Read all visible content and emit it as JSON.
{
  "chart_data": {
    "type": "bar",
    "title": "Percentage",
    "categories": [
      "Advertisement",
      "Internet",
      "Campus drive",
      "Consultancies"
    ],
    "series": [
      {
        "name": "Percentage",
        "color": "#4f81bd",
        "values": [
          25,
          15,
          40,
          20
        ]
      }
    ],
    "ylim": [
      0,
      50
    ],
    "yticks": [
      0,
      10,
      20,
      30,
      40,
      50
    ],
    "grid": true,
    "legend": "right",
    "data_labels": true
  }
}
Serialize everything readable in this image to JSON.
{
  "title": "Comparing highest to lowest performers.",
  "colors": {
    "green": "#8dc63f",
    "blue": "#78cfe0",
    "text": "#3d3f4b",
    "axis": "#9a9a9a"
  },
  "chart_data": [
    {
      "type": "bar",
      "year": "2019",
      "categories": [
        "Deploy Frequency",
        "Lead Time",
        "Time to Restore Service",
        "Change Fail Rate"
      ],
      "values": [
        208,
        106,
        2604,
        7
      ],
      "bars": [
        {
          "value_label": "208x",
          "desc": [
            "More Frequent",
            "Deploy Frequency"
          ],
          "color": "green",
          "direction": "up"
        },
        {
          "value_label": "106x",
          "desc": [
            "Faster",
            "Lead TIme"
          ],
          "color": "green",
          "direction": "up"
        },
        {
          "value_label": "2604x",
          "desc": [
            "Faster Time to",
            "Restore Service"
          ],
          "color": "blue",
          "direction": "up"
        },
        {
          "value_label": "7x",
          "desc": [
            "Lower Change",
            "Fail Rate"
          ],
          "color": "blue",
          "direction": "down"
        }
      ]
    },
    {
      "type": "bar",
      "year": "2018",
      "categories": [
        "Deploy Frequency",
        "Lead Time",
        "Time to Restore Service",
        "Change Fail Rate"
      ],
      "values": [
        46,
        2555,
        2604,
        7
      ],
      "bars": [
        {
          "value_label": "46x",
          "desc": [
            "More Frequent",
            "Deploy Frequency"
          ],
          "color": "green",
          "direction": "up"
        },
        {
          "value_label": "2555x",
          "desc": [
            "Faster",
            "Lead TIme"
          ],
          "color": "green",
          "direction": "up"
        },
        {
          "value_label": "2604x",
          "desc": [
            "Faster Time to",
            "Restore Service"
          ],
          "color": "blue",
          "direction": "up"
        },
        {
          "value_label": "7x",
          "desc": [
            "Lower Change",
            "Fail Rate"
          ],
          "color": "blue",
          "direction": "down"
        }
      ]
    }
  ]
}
_ _ _
** Problem description **
Repeat the records above exactly.

** Exercise answer **
Read all visible content and emit it as JSON.
{
  "chart_data": {
    "type": "bar",
    "title": "Percentage",
    "categories": [
      "Advertisement",
      "Internet",
      "Campus drive",
      "Consultancies"
    ],
    "series": [
      {
        "name": "Percentage",
        "color": "#4f81bd",
        "values": [
          25,
          15,
          40,
          20
        ]
      }
    ],
    "ylim": [
      0,
      50
    ],
    "yticks": [
      0,
      10,
      20,
      30,
      40,
      50
    ],
    "grid": true,
    "legend": "right",
    "data_labels": true
  }
}
Serialize everything readable in this image to JSON.
{
  "title": "Comparing highest to lowest performers.",
  "colors": {
    "green": "#8dc63f",
    "blue": "#78cfe0",
    "text": "#3d3f4b",
    "axis": "#9a9a9a"
  },
  "chart_data": [
    {
      "type": "bar",
      "year": "2019",
      "categories": [
        "Deploy Frequency",
        "Lead Time",
        "Time to Restore Service",
        "Change Fail Rate"
      ],
      "values": [
        208,
        106,
        2604,
        7
      ],
      "bars": [
        {
          "value_label": "208x",
          "desc": [
            "More Frequent",
            "Deploy Frequency"
          ],
          "color": "green",
          "direction": "up"
        },
        {
          "value_label": "106x",
          "desc": [
            "Faster",
            "Lead TIme"
          ],
          "color": "green",
          "direction": "up"
        },
        {
          "value_label": "2604x",
          "desc": [
            "Faster Time to",
            "Restore Service"
          ],
          "color": "blue",
          "direction": "up"
        },
        {
          "value_label": "7x",
          "desc": [
            "Lower Change",
            "Fail Rate"
          ],
          "color": "blue",
          "direction": "down"
        }
      ]
    },
    {
      "type": "bar",
      "year": "2018",
      "categories": [
        "Deploy Frequency",
        "Lead Time",
        "Time to Restore Service",
        "Change Fail Rate"
      ],
      "values": [
        46,
        2555,
        2604,
        7
      ],
      "bars": [
        {
          "value_label": "46x",
          "desc": [
            "More Frequent",
            "Deploy Frequency"
          ],
          "color": "green",
          "direction": "up"
        },
        {
          "value_label": "2555x",
          "desc": [
            "Faster",
            "Lead TIme"
          ],
          "color": "green",
          "direction": "up"
        },
        {
          "value_label": "2604x",
          "desc": [
            "Faster Time to",
            "Restore Service"
          ],
          "color": "blue",
          "direction": "up"
        },
        {
          "value_label": "7x",
          "desc": [
            "Lower Change",
            "Fail Rate"
          ],
          "color": "blue",
          "direction": "down"
        }
      ]
    }
  ]
}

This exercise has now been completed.